- [EXTRACT PROVIDED]:
Scraping Brazilian GDP data from the SIDRA-IBGE website

Scraping Brazilian GDP data from the SIDRA-IBGE website

Paulo Ferreira Naibert https://github.com/pfnaibert/
2020-08-24

Last Updated 2020-09-03

In this post, we will scrape the brazilian gdp data from the SIDRA-IBGE website. Here, I use my own functions (based on other codes) to download the sidra data, but be aware that theres is a CRAN package for that here. My source code for the functions can be found here.

Also, there is another post here that makes a lot of the things we will be doing.

Ok, disclaimers are out of the way. First, let’s load up our functions and other libraries.


# source functions
source("./myfuns.R")

# load libraries
library(dplyr)
library(reshape2)
library(lubridate)
library(dygraphs)
library(ggplot2)
library(ggthemes)

The gdp.dl.csv() function, downloads the data from the website and saves a .csv. The gdp.save.levels() and gdp.save.rets() functions load the .csv file, using the paths used in gdp.dl.csv(), transforms the data using the gdp.csv2df() function and saves a data.frame file with the .rds format. I separated the functions that download and trassform the data to avoid connecting to the internet every time I wanted to edit the .csv file. Also, the function df2ts() transforms the data.frame into a ts object because paged_table() and ggplot() do not accept ts objects, whereas dygraphs only accepts time series objects.


# download gdp
gdp.dl.csv()

# transform and save data
gdp.save.levels()
gdp.save.rets()

Now, let’s load our data.


# LOAD DATA

# levels
gdp.nominal  <- readRDS("../../data/gdp-nominal.rds")

Records showing where elements appear:

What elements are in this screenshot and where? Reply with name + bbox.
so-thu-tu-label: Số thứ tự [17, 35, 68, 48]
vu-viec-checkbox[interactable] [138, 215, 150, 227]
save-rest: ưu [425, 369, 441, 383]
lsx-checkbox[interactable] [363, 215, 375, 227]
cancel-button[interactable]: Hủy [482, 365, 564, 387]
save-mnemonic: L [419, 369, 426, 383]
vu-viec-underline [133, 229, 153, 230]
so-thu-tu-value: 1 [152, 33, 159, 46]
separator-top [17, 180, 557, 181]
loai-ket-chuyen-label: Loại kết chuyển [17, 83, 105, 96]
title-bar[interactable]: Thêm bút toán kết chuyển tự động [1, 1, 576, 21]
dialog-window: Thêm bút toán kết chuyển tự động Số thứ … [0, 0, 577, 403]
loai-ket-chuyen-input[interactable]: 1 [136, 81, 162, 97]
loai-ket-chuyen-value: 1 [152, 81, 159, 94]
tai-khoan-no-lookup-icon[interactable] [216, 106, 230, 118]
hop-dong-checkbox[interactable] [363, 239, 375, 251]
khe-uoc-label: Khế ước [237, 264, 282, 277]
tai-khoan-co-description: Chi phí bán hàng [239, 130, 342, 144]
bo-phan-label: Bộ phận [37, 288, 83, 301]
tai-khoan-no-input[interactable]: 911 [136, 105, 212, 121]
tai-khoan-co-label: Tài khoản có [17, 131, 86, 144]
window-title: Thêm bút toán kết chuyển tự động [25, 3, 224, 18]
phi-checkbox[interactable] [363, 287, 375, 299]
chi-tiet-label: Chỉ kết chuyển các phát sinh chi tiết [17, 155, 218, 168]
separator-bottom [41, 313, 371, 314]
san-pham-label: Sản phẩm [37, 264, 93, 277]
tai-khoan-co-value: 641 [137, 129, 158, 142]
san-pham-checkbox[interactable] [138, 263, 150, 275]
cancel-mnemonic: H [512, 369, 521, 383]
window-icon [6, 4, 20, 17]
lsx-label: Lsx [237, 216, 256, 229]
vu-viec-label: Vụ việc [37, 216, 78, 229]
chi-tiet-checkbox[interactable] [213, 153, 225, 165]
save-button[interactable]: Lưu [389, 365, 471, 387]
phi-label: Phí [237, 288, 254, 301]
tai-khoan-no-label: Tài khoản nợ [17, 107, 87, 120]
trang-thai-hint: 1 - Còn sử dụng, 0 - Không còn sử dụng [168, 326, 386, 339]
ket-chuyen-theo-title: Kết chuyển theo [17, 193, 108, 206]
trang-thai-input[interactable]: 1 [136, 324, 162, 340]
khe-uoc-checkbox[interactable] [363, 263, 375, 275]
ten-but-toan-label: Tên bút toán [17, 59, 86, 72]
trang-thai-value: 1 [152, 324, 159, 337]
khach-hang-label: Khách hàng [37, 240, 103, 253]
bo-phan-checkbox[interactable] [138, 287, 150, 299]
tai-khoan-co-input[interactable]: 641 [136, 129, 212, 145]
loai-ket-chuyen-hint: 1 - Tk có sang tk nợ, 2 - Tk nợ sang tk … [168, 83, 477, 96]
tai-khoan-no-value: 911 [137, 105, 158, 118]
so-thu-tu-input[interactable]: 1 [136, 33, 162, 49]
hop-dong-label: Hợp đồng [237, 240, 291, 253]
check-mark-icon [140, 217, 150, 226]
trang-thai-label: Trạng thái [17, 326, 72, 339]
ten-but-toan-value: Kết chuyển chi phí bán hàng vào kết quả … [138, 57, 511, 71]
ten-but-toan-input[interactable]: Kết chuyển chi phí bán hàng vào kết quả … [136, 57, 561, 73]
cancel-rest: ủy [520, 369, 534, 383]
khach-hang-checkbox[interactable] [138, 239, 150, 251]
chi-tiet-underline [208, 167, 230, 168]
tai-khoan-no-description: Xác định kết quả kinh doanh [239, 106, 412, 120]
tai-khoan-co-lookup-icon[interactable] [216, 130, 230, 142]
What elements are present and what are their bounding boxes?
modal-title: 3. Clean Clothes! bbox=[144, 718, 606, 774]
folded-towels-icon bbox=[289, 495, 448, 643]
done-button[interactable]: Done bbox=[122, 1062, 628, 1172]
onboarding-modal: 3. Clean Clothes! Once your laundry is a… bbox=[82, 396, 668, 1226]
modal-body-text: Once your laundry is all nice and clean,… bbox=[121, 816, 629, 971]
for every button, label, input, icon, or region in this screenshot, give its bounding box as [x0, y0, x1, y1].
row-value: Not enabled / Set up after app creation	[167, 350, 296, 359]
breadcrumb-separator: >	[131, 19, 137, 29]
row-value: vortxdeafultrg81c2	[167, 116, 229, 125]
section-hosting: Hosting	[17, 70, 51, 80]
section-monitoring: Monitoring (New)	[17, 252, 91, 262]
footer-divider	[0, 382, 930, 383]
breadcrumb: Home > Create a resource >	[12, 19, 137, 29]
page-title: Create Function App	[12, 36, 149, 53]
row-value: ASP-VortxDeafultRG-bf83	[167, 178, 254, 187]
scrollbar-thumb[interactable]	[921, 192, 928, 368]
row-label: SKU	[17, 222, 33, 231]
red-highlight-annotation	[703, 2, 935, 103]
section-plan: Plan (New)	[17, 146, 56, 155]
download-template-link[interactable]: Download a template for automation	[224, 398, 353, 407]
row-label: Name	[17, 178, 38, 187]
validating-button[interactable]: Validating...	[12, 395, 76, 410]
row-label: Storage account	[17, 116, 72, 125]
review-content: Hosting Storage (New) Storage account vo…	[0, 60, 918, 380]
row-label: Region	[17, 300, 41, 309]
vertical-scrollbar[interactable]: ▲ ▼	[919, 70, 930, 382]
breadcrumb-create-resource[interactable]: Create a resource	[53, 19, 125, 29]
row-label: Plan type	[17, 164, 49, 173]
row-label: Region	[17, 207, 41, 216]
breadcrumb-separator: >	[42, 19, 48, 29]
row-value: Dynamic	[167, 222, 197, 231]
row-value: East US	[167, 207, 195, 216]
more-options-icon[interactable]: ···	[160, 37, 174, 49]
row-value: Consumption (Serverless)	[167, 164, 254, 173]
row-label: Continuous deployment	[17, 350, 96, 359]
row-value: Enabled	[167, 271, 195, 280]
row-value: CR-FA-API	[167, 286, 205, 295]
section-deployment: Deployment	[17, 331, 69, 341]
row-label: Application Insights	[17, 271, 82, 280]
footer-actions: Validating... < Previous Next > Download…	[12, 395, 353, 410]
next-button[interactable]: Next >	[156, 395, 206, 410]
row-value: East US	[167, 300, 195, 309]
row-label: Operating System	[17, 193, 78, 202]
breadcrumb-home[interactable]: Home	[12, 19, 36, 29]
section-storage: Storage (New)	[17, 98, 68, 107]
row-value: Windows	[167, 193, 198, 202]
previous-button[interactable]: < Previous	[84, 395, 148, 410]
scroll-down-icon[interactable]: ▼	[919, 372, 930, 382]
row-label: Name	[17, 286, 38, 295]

- [DIRECTION A]:
Answer these questions about the post on scraping Brazilian GDP data:
(i) On what date was the post last updated?
(ii) Which function downloads the data from the website and saves a .csv?
(iii) In what format do gdp.save.levels() and gdp.save.rets() save the data.frame file?
- [DIRECTION B]: In the post on scraping Brazilian GDP data, rewrite the part that opens with the words containing "Paulo Ferreira Naibert" and closes with "and other libraries.", replacing "disclaimers" with "caveats".
- [DIRECTION C]: Can you carry the post on scraping Brazilian GDP data forward from the point where it stops?

- [TASK OUTPUT A]:
(i) 2020-09-03
(ii) gdp.dl.csv()
(iii) .rds

- [TASK OUTPUT B]:
Paulo Ferreira Naibert https://github.com/pfnaibert/
2020-08-24

Last Updated 2020-09-03

In this post, we will scrape the brazilian gdp data from the SIDRA-IBGE website. Here, I use my own functions (based on other codes) to download the sidra data, but be aware that theres is a CRAN package for that here. My source code for the functions can be found here.

Also, there is another post here that makes a lot of the things we will be doing.

Ok, caveats are out of the way. First, let’s load up our functions and other libraries.

- [TASK OUTPUT C]:
gdp.real.NSA <- readRDS("../../data/gdp-real-NSA.rds")
gdp.real.SA  <- readRDS("../../data/gdp-real-SA.rds")

# rets
gdp.ret4    <- readRDS("../../data/gdp-ret4.rds")
gdp.ret1    <- readRDS("../../data/gdp-ret1.rds")
gdp.retsum4 <- readRDS("../../data/gdp-retsum4.rds")
gdp.retyear <- readRDS("../../data/gdp-retyear.rds")

# data as ts (for dygraphs)
gdp.nominal.ts  <- df2ts(gdp.nominal)
gdp.real.NSA.ts <- df2ts(gdp.real.NSA)
gdp.real.SA.ts  <- df2ts(gdp.real.SA)
gdp.ret4.ts     <- df2ts(gdp.ret4)
gdp.ret1.ts     <- df2ts(gdp.ret1)
gdp.retsum4.ts  <- df2ts(gdp.retsum4)
gdp.retyear.ts  <- df2ts(gdp.retyear)

# only GDPs
gdp.df <- data.frame( gdp.nominal[, c(1,2,3)],  "nominal"=gdp.nominal[, "GDP"], "real.NSA"=gdp.real.NSA[, "GDP"], "real.SA"=gdp.real.SA[, "GDP"],
                     "ret1"=gdp.ret1[, "GDP"], "ret4"=gdp.ret4[, "GDP"], "retsum4"=gdp.retsum4[, "GDP"] )
gdp.df$sum4.nomi    <- sum4(gdp.df$nominal)
gdp.df$sum4.real    <- sum4(gdp.df$real.NSA)
gdp.ts <- df2ts(gdp.df)

# show gdp.df
paged_table(gdp.df)

Cool, the data is loaded, let’s make a table with the annual gdp data starting in 2014.


tmp <- filter(gdp.df, date > "2014-01-01" & month(date) == "12" )
mat <- cbind( "Billions of current BRL"=tmp$sum4.nomi/1000, "Billions of 1995 BRL"=tmp$sum4.real/1000, "AC 4Q T/T-4"=tmp$retsum4)
rownames(mat) <- substring( date2qtr(tmp$date), 1, 4)
kable( t( apply( mat, 2, rev) ), digits=2, caption = "GDP by Year")
Table 1: GDP by Year
2019 2018 2017 2016 2015 2014
Billions of current BRL 7256.93 6889.18 6583.32 6269.33 5995.79 5778.95
Billions of 1995 BRL 1197.66 1184.20 1168.80 1153.54 1192.61 1236.45
AC 4Q T/T-4 1.10 1.30 1.30 -3.30 -3.50 0.50

Now, let’s make a table with quarterly gdp data starting from 2019.


tmp <- filter(gdp.df, date > "2019-01-01" )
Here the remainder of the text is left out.